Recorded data
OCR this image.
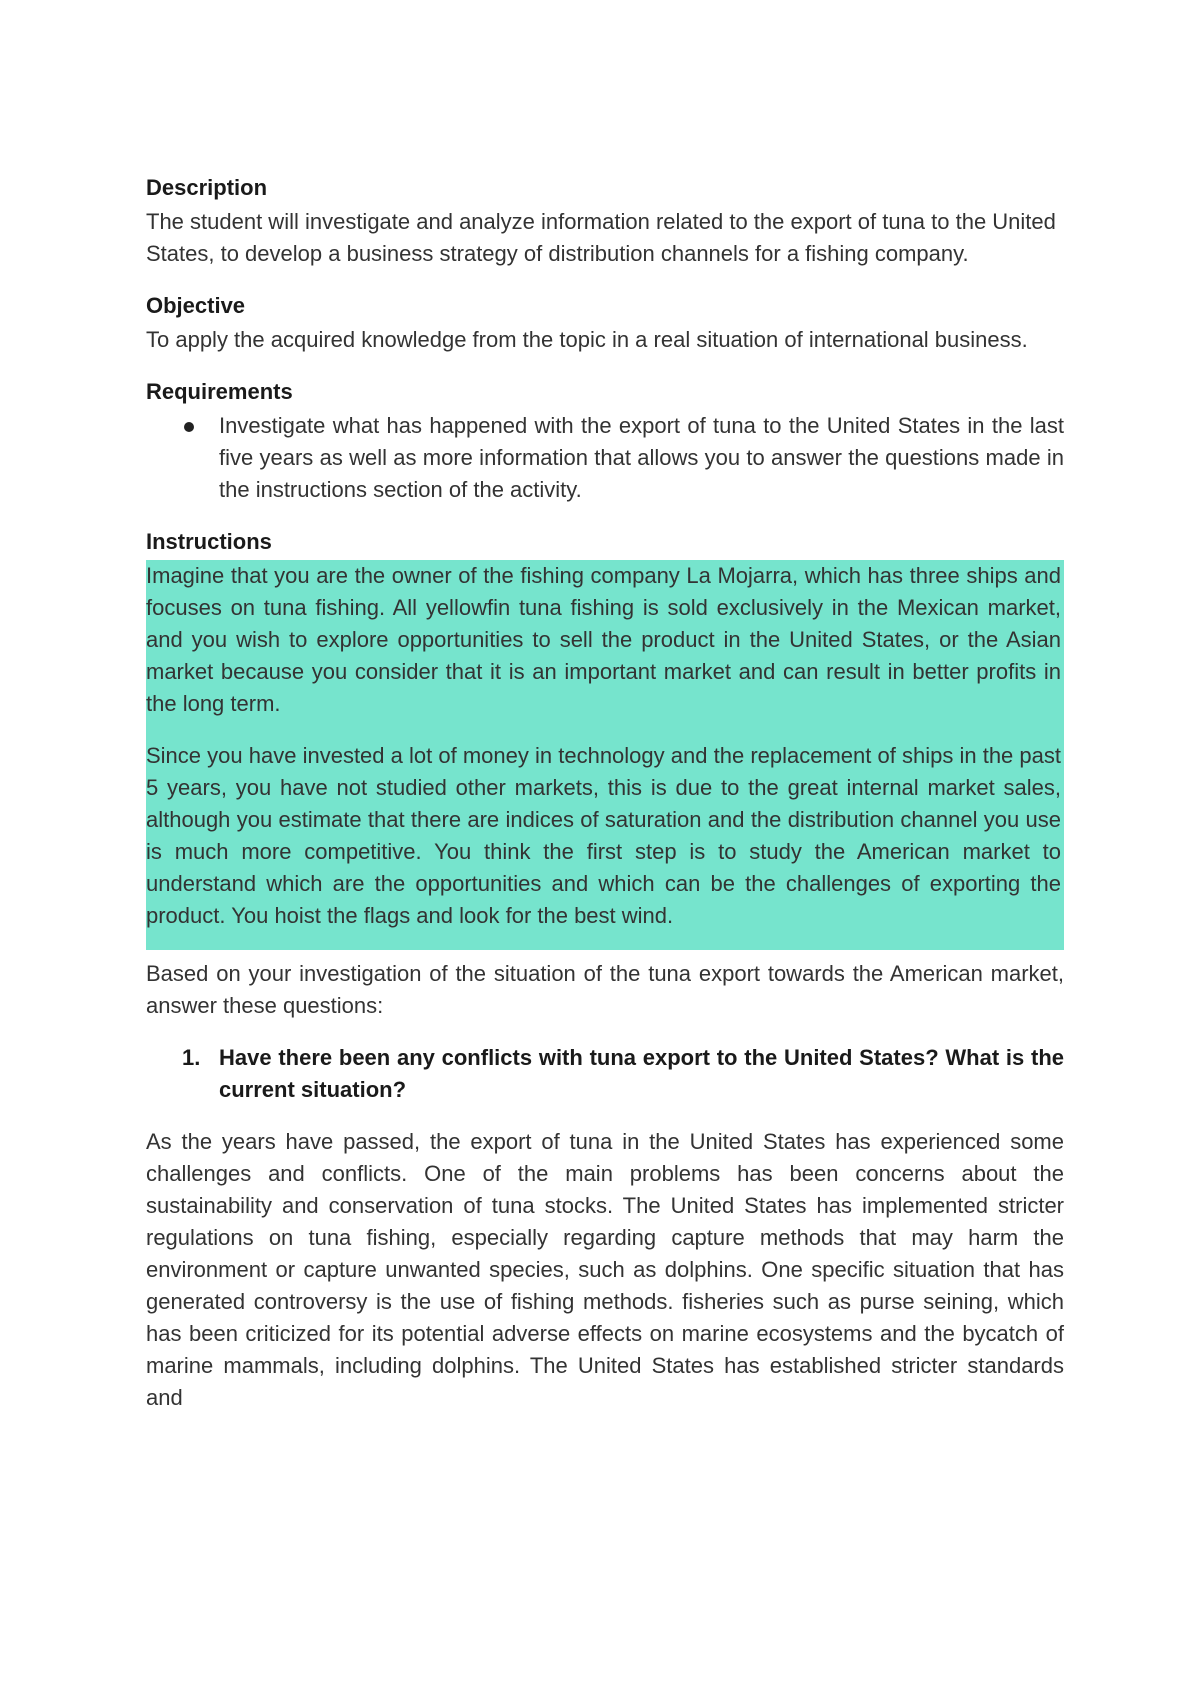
Description

The student will investigate and analyze information related to the export of tuna to the United States, to develop a business strategy of distribution channels for a fishing company.

Objective

To apply the acquired knowledge from the topic in a real situation of international business.

Requirements
Investigate what has happened with the export of tuna to the United States in the last five years as well as more information that allows you to answer the questions made in the instructions section of the activity.
Instructions

Imagine that you are the owner of the fishing company La Mojarra, which has three ships and focuses on tuna fishing. All yellowfin tuna fishing is sold exclusively in the Mexican market, and you wish to explore opportunities to sell the product in the United States, or the Asian market because you consider that it is an important market and can result in better profits in the long term.

Since you have invested a lot of money in technology and the replacement of ships in the past 5 years, you have not studied other markets, this is due to the great internal market sales, although you estimate that there are indices of saturation and the distribution channel you use is much more competitive. You think the first step is to study the American market to understand which are the opportunities and which can be the challenges of exporting the product. You hoist the flags and look for the best wind.

Based on your investigation of the situation of the tuna export towards the American market, answer these questions:

1. Have there been any conflicts with tuna export to the United States? What is the current situation?

As the years have passed, the export of tuna in the United States has experienced some challenges and conflicts. One of the main problems has been concerns about the sustainability and conservation of tuna stocks. The United States has implemented stricter regulations on tuna fishing, especially regarding capture methods that may harm the environment or capture unwanted species, such as dolphins. One specific situation that has generated controversy is the use of fishing methods. fisheries such as purse seining, which has been criticized for its potential adverse effects on marine ecosystems and the bycatch of marine mammals, including dolphins. The United States has established stricter standards and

DESCRIPTION OF THE TASK: Make a verbatim copy of all the entries and strip out the pictures.

EXERCISE SOLUTION:
OCR this image.
Description

The student will investigate and analyze information related to the export of tuna to the United States, to develop a business strategy of distribution channels for a fishing company.

Objective

To apply the acquired knowledge from the topic in a real situation of international business.

Requirements
Investigate what has happened with the export of tuna to the United States in the last five years as well as more information that allows you to answer the questions made in the instructions section of the activity.
Instructions

Imagine that you are the owner of the fishing company La Mojarra, which has three ships and focuses on tuna fishing. All yellowfin tuna fishing is sold exclusively in the Mexican market, and you wish to explore opportunities to sell the product in the United States, or the Asian market because you consider that it is an important market and can result in better profits in the long term.

Since you have invested a lot of money in technology and the replacement of ships in the past 5 years, you have not studied other markets, this is due to the great internal market sales, although you estimate that there are indices of saturation and the distribution channel you use is much more competitive. You think the first step is to study the American market to understand which are the opportunities and which can be the challenges of exporting the product. You hoist the flags and look for the best wind.

Based on your investigation of the situation of the tuna export towards the American market, answer these questions:

1. Have there been any conflicts with tuna export to the United States? What is the current situation?

As the years have passed, the export of tuna in the United States has experienced some challenges and conflicts. One of the main problems has been concerns about the sustainability and conservation of tuna stocks. The United States has implemented stricter regulations on tuna fishing, especially regarding capture methods that may harm the environment or capture unwanted species, such as dolphins. One specific situation that has generated controversy is the use of fishing methods. fisheries such as purse seining, which has been criticized for its potential adverse effects on marine ecosystems and the bycatch of marine mammals, including dolphins. The United States has established stricter standards and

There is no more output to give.